▶ The exercise
Identify the lines containing the word "volume". Copy each one.

═══ Entries shown ═══

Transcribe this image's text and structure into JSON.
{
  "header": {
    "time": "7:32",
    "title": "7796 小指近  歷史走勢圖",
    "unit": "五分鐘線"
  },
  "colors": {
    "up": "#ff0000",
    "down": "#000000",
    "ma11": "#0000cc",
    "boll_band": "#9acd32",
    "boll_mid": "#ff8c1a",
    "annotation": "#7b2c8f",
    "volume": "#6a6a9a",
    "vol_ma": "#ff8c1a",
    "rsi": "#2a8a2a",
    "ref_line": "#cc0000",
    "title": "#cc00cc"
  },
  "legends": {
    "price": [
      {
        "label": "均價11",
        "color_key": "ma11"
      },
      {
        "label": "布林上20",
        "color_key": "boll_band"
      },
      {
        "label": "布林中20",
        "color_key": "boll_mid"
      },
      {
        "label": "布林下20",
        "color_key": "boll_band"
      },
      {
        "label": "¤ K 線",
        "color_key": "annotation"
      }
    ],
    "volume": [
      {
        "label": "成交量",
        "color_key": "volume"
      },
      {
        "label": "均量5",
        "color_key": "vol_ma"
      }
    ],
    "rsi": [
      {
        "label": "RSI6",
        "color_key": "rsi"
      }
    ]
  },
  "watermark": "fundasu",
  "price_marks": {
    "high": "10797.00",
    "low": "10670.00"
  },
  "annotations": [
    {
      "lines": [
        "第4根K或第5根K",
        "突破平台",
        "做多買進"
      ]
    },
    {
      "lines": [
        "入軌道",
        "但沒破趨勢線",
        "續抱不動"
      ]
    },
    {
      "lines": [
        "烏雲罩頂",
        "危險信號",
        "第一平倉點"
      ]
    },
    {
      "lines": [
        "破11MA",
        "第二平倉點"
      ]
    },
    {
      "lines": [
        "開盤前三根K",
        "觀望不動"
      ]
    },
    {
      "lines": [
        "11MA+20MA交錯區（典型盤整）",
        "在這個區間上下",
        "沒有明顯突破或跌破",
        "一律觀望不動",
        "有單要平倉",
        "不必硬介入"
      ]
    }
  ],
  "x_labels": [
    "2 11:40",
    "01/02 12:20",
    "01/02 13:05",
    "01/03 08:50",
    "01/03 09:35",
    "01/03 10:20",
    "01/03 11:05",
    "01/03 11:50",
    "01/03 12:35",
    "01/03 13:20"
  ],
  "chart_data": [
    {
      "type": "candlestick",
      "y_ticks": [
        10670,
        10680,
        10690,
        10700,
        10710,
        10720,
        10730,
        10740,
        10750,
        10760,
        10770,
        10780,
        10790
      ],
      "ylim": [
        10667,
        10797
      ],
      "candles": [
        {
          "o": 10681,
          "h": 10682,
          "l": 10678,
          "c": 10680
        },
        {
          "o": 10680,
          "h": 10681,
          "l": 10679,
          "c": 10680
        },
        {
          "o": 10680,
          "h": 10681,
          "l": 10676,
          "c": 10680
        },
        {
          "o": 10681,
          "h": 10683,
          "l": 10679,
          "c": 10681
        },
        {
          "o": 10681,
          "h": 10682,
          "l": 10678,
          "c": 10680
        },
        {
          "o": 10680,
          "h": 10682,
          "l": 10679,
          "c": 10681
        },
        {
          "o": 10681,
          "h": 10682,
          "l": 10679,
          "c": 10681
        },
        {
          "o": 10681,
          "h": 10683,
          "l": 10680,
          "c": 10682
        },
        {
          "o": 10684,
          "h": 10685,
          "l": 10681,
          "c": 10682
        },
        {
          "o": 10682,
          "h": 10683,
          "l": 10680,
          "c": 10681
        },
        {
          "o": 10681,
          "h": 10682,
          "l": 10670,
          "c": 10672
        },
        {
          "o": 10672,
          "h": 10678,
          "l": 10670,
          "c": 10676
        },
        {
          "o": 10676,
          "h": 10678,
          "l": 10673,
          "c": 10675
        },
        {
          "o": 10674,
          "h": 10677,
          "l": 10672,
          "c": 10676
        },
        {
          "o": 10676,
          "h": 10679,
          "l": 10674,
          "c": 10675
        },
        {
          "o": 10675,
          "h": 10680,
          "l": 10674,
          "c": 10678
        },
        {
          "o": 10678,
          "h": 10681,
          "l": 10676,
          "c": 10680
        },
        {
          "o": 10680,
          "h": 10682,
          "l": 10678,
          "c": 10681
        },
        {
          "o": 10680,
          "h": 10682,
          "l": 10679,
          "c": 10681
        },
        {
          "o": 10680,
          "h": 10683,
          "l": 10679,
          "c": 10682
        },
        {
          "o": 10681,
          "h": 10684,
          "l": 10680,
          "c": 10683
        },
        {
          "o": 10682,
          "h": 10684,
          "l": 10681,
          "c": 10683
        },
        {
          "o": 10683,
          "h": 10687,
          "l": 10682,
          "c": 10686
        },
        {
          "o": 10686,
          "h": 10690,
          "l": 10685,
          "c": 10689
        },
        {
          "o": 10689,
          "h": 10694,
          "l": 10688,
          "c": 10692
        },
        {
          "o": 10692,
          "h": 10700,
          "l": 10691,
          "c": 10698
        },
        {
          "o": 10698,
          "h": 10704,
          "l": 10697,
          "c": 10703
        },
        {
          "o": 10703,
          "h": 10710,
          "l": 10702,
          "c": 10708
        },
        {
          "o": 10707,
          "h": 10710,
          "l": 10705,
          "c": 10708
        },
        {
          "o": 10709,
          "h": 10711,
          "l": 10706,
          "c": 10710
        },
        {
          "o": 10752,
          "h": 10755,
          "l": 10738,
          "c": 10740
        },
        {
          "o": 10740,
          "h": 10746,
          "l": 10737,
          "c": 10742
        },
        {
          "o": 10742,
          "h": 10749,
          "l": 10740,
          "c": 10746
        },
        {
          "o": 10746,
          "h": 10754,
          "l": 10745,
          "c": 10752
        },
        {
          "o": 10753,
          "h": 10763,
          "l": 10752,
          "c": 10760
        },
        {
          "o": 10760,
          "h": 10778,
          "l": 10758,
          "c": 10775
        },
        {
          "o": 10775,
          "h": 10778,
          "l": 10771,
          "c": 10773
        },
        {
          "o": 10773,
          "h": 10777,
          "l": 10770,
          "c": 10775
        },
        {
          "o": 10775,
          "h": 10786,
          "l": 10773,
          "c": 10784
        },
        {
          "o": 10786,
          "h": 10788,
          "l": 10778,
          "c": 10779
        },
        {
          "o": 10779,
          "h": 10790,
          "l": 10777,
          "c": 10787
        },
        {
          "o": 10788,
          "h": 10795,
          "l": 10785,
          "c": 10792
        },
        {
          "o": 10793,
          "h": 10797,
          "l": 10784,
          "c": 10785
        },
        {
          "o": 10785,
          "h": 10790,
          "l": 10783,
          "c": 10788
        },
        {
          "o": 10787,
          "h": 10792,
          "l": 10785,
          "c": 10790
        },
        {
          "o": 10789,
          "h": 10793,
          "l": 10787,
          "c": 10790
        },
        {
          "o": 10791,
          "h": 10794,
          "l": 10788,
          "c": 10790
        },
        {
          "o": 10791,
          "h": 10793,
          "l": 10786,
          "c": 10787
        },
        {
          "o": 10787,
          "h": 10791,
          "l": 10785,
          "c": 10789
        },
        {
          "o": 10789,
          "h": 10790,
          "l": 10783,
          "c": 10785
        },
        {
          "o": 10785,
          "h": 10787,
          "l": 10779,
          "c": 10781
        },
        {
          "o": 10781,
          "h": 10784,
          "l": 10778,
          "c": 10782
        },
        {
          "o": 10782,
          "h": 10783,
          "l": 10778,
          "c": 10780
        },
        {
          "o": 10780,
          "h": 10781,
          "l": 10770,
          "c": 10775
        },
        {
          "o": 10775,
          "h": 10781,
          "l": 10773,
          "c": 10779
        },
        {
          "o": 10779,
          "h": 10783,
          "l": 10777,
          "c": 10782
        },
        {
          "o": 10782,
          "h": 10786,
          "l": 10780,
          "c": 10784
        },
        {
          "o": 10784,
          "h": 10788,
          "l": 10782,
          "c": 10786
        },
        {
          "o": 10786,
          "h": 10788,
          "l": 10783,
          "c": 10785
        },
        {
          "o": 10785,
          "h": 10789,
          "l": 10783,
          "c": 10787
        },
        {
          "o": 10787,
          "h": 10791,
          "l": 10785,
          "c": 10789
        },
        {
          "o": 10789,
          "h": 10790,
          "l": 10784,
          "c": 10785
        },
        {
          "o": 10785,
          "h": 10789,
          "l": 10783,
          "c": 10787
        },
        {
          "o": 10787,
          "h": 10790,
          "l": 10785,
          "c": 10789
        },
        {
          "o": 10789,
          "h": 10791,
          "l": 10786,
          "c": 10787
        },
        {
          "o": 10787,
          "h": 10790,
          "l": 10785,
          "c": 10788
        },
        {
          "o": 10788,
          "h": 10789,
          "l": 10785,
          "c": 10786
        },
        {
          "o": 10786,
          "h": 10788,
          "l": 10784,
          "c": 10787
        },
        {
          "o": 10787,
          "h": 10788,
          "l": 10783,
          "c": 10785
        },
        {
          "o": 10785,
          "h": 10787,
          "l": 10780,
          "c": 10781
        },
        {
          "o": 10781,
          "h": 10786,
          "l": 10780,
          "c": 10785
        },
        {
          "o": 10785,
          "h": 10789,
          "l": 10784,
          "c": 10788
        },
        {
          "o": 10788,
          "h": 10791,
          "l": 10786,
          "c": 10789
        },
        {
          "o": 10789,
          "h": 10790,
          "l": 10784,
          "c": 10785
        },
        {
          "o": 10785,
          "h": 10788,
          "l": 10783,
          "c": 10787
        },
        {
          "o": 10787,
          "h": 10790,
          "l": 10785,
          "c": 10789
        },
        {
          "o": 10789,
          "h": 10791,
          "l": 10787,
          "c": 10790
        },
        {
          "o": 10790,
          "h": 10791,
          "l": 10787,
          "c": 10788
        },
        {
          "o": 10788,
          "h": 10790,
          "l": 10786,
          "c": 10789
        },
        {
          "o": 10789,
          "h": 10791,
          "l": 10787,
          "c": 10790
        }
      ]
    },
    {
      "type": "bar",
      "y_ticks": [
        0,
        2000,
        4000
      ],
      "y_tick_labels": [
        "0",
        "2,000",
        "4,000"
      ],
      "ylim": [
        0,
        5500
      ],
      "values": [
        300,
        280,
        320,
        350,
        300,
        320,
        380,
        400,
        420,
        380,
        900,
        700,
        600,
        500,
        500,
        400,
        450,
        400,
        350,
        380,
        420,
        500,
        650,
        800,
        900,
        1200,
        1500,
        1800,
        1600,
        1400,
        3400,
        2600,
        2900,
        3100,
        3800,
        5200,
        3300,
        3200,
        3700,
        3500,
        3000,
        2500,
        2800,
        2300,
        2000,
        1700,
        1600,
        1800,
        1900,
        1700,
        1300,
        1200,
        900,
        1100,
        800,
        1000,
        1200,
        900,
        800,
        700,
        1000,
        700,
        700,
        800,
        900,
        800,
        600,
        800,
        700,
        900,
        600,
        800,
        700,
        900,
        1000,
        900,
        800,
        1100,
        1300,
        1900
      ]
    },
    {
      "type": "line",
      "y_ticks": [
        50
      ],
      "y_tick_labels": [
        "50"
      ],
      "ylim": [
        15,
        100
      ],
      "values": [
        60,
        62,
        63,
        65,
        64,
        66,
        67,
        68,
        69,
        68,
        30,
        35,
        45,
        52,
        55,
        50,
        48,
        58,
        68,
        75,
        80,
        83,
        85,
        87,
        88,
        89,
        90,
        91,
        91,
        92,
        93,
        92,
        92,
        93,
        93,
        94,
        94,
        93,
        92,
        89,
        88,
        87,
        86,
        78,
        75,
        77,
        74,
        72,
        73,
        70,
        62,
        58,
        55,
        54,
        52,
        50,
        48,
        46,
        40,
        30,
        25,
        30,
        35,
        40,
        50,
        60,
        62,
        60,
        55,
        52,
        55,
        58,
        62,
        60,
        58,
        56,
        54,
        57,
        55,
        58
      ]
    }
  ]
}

═══

▶ Reply to the exercise
    "volume": "#6a6a9a",
    "volume": [
        "color_key": "volume"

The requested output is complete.